WHAT YOU WILL DO:
Copy each line of the records below that has "konvert" in it.

EXERCISE MATERIALS:

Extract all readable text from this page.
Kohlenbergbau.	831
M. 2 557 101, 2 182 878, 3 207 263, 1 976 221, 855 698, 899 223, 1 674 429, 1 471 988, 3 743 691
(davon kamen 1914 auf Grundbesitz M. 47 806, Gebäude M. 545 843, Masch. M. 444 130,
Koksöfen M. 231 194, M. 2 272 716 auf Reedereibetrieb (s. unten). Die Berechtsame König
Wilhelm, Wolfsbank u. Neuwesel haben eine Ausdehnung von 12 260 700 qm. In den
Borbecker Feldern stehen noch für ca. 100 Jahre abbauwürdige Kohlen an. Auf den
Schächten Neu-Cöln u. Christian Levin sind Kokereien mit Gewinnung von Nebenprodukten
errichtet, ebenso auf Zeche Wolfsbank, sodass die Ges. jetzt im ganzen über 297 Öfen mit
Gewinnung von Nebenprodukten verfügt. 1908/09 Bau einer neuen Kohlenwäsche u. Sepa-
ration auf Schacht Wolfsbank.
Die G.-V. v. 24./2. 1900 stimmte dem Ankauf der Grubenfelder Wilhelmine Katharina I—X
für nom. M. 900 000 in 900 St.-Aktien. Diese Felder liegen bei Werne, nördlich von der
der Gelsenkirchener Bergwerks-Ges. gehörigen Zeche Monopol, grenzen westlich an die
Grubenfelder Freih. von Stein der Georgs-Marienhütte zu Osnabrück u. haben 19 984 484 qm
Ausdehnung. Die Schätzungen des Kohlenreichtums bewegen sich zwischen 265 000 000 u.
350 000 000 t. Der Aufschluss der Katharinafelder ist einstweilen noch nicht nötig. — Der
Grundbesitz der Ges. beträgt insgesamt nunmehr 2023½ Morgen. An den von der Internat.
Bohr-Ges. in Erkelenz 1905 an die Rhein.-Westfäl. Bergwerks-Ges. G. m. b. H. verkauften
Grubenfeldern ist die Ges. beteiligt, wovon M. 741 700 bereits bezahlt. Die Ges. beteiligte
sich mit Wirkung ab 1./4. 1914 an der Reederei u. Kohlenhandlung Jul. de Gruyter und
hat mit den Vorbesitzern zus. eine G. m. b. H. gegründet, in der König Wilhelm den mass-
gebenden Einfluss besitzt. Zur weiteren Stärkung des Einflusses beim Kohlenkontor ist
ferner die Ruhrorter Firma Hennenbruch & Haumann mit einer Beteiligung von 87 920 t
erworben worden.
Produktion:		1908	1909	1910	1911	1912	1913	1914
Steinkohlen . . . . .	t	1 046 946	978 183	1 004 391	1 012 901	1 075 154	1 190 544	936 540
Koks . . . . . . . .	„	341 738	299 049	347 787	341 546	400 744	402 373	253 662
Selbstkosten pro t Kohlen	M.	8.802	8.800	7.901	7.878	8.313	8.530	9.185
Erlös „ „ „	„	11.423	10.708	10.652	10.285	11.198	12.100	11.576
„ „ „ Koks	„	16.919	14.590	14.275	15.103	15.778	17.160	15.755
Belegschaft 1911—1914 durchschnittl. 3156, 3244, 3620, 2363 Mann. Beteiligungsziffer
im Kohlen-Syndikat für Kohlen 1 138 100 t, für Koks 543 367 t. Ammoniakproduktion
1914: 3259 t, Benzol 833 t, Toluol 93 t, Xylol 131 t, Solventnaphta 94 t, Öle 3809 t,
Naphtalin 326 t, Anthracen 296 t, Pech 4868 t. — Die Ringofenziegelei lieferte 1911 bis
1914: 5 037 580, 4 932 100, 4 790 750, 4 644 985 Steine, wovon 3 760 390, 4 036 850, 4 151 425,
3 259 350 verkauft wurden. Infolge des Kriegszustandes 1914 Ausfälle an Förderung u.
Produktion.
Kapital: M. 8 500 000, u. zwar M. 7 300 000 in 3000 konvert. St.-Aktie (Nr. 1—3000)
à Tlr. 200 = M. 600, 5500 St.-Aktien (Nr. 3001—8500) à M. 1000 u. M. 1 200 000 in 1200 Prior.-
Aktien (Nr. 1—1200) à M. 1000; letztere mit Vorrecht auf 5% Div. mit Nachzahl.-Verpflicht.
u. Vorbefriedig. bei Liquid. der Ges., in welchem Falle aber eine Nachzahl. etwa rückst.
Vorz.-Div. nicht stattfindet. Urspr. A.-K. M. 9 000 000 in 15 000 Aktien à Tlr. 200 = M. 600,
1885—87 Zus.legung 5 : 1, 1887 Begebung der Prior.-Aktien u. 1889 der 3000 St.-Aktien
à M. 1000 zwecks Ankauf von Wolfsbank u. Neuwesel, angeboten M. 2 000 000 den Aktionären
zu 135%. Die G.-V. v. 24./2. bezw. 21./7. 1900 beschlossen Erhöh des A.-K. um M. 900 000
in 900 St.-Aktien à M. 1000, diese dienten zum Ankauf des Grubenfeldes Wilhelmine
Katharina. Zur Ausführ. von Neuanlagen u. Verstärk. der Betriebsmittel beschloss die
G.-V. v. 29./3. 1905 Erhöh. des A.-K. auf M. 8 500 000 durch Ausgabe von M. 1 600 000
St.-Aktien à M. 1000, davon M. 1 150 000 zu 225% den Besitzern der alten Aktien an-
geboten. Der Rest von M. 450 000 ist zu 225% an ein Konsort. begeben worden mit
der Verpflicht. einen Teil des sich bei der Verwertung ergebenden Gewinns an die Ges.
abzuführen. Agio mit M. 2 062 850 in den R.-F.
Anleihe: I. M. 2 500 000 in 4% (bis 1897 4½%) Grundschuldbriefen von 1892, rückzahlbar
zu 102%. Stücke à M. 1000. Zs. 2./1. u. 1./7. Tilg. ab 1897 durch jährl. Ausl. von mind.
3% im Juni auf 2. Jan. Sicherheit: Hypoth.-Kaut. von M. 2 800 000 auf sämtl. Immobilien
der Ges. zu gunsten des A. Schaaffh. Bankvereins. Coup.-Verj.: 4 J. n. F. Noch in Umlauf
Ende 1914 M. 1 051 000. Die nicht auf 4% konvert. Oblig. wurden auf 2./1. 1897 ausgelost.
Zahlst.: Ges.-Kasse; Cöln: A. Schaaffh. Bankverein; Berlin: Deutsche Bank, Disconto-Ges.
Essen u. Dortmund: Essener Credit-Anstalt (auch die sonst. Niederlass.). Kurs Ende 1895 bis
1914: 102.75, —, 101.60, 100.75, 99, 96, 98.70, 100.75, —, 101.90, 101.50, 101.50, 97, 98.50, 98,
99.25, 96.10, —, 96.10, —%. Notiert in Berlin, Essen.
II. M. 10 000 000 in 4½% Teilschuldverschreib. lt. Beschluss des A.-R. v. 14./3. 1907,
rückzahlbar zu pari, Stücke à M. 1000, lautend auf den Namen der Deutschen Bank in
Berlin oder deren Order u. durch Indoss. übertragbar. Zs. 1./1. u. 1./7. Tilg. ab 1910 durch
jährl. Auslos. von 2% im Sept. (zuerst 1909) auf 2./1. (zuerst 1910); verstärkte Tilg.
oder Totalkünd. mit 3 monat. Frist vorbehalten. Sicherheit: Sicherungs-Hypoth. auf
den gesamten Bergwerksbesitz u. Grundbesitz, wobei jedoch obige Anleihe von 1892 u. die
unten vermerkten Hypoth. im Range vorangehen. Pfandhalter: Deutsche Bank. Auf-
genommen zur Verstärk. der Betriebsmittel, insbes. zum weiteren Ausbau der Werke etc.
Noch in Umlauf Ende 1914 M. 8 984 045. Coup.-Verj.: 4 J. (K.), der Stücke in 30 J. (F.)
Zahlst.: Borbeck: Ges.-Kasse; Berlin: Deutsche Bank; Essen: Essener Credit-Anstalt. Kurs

SOLUTION FOR THIS TASK:
Kapital: M. 8 500 000, u. zwar M. 7 300 000 in 3000 konvert. St.-Aktie (Nr. 1—3000)
Ende 1914 M. 1 051 000. Die nicht auf 4% konvert. Oblig. wurden auf 2./1. 1897 ausgelost.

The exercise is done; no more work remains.